## PROBLEM DETAILS
Your task is to transcribe all of the data below exactly, omitting the images.

────────────────────

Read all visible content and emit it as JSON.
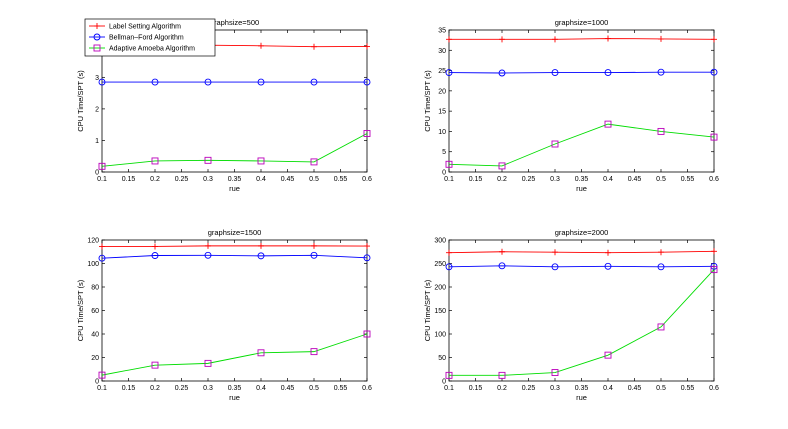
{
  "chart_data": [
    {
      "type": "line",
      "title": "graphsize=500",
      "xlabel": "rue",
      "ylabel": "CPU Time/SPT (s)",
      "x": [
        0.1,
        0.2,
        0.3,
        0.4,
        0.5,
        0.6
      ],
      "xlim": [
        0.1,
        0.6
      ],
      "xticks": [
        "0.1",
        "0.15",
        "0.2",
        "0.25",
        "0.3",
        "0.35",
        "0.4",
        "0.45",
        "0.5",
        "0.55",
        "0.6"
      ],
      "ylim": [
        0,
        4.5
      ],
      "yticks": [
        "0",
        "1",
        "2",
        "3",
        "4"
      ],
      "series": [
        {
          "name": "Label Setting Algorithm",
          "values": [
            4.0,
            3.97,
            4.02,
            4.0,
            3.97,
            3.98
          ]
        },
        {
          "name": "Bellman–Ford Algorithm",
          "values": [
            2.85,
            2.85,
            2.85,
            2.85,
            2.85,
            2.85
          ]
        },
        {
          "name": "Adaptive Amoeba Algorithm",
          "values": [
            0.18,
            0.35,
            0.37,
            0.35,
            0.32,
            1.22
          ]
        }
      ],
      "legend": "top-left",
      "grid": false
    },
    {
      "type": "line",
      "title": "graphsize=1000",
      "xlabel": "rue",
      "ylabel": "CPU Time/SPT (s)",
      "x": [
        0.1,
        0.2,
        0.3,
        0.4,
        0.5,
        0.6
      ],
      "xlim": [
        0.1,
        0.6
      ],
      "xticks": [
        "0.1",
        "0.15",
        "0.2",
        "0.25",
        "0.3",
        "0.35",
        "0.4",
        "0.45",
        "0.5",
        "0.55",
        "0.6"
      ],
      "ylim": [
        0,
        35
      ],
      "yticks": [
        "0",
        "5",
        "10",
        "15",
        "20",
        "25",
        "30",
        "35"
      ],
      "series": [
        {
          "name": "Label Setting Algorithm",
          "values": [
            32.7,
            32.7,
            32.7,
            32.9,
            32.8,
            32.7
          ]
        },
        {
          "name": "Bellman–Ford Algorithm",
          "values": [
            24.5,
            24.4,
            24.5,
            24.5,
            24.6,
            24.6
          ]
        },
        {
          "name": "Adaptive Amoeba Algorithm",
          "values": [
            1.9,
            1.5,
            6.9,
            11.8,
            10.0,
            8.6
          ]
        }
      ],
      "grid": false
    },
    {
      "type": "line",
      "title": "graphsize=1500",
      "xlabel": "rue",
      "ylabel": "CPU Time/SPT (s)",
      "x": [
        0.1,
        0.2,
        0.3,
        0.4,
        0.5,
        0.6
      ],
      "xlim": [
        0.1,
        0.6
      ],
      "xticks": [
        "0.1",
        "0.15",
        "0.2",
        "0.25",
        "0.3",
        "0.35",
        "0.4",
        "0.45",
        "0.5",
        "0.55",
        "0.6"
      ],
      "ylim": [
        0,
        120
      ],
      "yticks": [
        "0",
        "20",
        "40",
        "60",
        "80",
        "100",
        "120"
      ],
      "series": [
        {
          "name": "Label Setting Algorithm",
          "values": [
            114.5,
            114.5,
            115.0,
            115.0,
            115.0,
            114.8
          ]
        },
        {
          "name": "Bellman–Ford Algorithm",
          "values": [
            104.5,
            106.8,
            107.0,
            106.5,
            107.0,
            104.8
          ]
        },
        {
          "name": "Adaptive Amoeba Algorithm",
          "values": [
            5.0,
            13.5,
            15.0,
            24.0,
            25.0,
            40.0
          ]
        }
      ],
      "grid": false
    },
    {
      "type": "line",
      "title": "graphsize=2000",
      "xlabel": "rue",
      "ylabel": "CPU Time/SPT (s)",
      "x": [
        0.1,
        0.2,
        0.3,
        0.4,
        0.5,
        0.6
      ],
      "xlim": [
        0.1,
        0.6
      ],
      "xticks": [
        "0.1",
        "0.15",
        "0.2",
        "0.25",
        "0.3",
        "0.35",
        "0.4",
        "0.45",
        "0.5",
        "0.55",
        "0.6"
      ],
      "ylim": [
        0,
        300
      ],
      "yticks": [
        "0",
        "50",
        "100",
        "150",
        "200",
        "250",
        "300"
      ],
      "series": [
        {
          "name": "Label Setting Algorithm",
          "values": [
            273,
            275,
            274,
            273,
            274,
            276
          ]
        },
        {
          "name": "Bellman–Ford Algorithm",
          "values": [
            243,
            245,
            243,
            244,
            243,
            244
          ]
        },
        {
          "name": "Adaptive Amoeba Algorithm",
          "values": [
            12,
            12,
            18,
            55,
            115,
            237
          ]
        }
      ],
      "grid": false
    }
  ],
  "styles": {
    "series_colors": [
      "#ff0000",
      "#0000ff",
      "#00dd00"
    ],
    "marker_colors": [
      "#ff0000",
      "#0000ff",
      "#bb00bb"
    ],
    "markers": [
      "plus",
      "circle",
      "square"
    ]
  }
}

────────────────────

## FULL RESPONSE
Read all visible content and emit it as JSON.
{
  "chart_data": [
    {
      "type": "line",
      "title": "graphsize=500",
      "xlabel": "rue",
      "ylabel": "CPU Time/SPT (s)",
      "x": [
        0.1,
        0.2,
        0.3,
        0.4,
        0.5,
        0.6
      ],
      "xlim": [
        0.1,
        0.6
      ],
      "xticks": [
        "0.1",
        "0.15",
        "0.2",
        "0.25",
        "0.3",
        "0.35",
        "0.4",
        "0.45",
        "0.5",
        "0.55",
        "0.6"
      ],
      "ylim": [
        0,
        4.5
      ],
      "yticks": [
        "0",
        "1",
        "2",
        "3",
        "4"
      ],
      "series": [
        {
          "name": "Label Setting Algorithm",
          "values": [
            4.0,
            3.97,
            4.02,
            4.0,
            3.97,
            3.98
          ]
        },
        {
          "name": "Bellman–Ford Algorithm",
          "values": [
            2.85,
            2.85,
            2.85,
            2.85,
            2.85,
            2.85
          ]
        },
        {
          "name": "Adaptive Amoeba Algorithm",
          "values": [
            0.18,
            0.35,
            0.37,
            0.35,
            0.32,
            1.22
          ]
        }
      ],
      "legend": "top-left",
      "grid": false
    },
    {
      "type": "line",
      "title": "graphsize=1000",
      "xlabel": "rue",
      "ylabel": "CPU Time/SPT (s)",
      "x": [
        0.1,
        0.2,
        0.3,
        0.4,
        0.5,
        0.6
      ],
      "xlim": [
        0.1,
        0.6
      ],
      "xticks": [
        "0.1",
        "0.15",
        "0.2",
        "0.25",
        "0.3",
        "0.35",
        "0.4",
        "0.45",
        "0.5",
        "0.55",
        "0.6"
      ],
      "ylim": [
        0,
        35
      ],
      "yticks": [
        "0",
        "5",
        "10",
        "15",
        "20",
        "25",
        "30",
        "35"
      ],
      "series": [
        {
          "name": "Label Setting Algorithm",
          "values": [
            32.7,
            32.7,
            32.7,
            32.9,
            32.8,
            32.7
          ]
        },
        {
          "name": "Bellman–Ford Algorithm",
          "values": [
            24.5,
            24.4,
            24.5,
            24.5,
            24.6,
            24.6
          ]
        },
        {
          "name": "Adaptive Amoeba Algorithm",
          "values": [
            1.9,
            1.5,
            6.9,
            11.8,
            10.0,
            8.6
          ]
        }
      ],
      "grid": false
    },
    {
      "type": "line",
      "title": "graphsize=1500",
      "xlabel": "rue",
      "ylabel": "CPU Time/SPT (s)",
      "x": [
        0.1,
        0.2,
        0.3,
        0.4,
        0.5,
        0.6
      ],
      "xlim": [
        0.1,
        0.6
      ],
      "xticks": [
        "0.1",
        "0.15",
        "0.2",
        "0.25",
        "0.3",
        "0.35",
        "0.4",
        "0.45",
        "0.5",
        "0.55",
        "0.6"
      ],
      "ylim": [
        0,
        120
      ],
      "yticks": [
        "0",
        "20",
        "40",
        "60",
        "80",
        "100",
        "120"
      ],
      "series": [
        {
          "name": "Label Setting Algorithm",
          "values": [
            114.5,
            114.5,
            115.0,
            115.0,
            115.0,
            114.8
          ]
        },
        {
          "name": "Bellman–Ford Algorithm",
          "values": [
            104.5,
            106.8,
            107.0,
            106.5,
            107.0,
            104.8
          ]
        },
        {
          "name": "Adaptive Amoeba Algorithm",
          "values": [
            5.0,
            13.5,
            15.0,
            24.0,
            25.0,
            40.0
          ]
        }
      ],
      "grid": false
    },
    {
      "type": "line",
      "title": "graphsize=2000",
      "xlabel": "rue",
      "ylabel": "CPU Time/SPT (s)",
      "x": [
        0.1,
        0.2,
        0.3,
        0.4,
        0.5,
        0.6
      ],
      "xlim": [
        0.1,
        0.6
      ],
      "xticks": [
        "0.1",
        "0.15",
        "0.2",
        "0.25",
        "0.3",
        "0.35",
        "0.4",
        "0.45",
        "0.5",
        "0.55",
        "0.6"
      ],
      "ylim": [
        0,
        300
      ],
      "yticks": [
        "0",
        "50",
        "100",
        "150",
        "200",
        "250",
        "300"
      ],
      "series": [
        {
          "name": "Label Setting Algorithm",
          "values": [
            273,
            275,
            274,
            273,
            274,
            276
          ]
        },
        {
          "name": "Bellman–Ford Algorithm",
          "values": [
            243,
            245,
            243,
            244,
            243,
            244
          ]
        },
        {
          "name": "Adaptive Amoeba Algorithm",
          "values": [
            12,
            12,
            18,
            55,
            115,
            237
          ]
        }
      ],
      "grid": false
    }
  ],
  "styles": {
    "series_colors": [
      "#ff0000",
      "#0000ff",
      "#00dd00"
    ],
    "marker_colors": [
      "#ff0000",
      "#0000ff",
      "#bb00bb"
    ],
    "markers": [
      "plus",
      "circle",
      "square"
    ]
  }
}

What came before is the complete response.